§ **What you will do**
Find the lines holding the string "listen" in the data, then copy all of them.

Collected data
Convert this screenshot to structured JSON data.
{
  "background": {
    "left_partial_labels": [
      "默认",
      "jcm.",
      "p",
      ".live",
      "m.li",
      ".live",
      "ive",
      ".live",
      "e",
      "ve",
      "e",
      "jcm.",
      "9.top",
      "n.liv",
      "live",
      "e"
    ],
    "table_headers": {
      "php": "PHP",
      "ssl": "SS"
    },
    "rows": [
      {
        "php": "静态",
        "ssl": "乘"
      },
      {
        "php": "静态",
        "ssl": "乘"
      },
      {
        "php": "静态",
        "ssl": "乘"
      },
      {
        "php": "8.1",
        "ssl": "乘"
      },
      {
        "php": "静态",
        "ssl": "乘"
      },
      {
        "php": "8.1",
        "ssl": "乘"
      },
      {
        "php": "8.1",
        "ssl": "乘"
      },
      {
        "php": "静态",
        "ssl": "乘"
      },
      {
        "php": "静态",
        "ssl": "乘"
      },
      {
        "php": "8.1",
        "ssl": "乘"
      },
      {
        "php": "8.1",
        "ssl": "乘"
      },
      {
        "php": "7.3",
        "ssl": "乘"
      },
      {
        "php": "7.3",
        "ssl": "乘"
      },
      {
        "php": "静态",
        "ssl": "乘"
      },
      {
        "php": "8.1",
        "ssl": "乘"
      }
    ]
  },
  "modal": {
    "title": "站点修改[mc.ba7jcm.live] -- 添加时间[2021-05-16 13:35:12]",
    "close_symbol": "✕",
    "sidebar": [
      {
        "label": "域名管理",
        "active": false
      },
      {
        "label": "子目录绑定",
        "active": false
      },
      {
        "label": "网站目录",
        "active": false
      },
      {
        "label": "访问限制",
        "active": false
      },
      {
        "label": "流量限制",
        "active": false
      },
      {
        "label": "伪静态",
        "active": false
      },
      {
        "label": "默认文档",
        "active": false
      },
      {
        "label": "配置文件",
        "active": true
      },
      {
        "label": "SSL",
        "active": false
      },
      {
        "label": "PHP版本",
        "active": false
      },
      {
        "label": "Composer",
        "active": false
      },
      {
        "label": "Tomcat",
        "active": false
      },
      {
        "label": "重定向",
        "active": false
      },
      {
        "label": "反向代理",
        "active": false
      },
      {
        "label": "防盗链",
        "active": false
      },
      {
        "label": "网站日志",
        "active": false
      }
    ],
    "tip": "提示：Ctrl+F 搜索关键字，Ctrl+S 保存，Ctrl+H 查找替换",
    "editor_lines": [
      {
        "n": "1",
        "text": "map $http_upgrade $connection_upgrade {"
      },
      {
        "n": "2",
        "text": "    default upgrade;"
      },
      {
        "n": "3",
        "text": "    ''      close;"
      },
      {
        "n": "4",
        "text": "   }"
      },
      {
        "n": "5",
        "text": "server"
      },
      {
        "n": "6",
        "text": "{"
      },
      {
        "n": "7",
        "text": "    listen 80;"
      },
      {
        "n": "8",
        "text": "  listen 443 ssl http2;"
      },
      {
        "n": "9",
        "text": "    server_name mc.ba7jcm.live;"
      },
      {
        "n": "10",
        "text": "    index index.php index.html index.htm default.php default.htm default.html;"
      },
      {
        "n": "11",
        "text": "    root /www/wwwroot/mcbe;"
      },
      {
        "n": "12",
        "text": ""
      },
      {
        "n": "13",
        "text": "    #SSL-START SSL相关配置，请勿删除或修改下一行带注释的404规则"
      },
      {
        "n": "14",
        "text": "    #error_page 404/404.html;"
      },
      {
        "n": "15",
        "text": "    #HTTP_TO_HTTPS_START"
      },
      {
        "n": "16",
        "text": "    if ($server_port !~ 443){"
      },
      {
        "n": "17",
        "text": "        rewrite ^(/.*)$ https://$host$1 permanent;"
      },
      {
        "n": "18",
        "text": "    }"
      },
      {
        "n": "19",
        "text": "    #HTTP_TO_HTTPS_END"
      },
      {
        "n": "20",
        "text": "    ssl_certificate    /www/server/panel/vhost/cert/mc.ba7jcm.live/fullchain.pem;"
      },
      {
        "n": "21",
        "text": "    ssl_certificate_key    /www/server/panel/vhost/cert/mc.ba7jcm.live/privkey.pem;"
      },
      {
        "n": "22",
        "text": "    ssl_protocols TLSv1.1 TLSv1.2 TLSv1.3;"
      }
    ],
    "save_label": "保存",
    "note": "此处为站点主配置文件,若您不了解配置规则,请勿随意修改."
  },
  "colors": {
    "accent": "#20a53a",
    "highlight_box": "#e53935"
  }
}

§ **Correct response**
        "text": "    listen 80;"
        "text": "  listen 443 ssl http2;"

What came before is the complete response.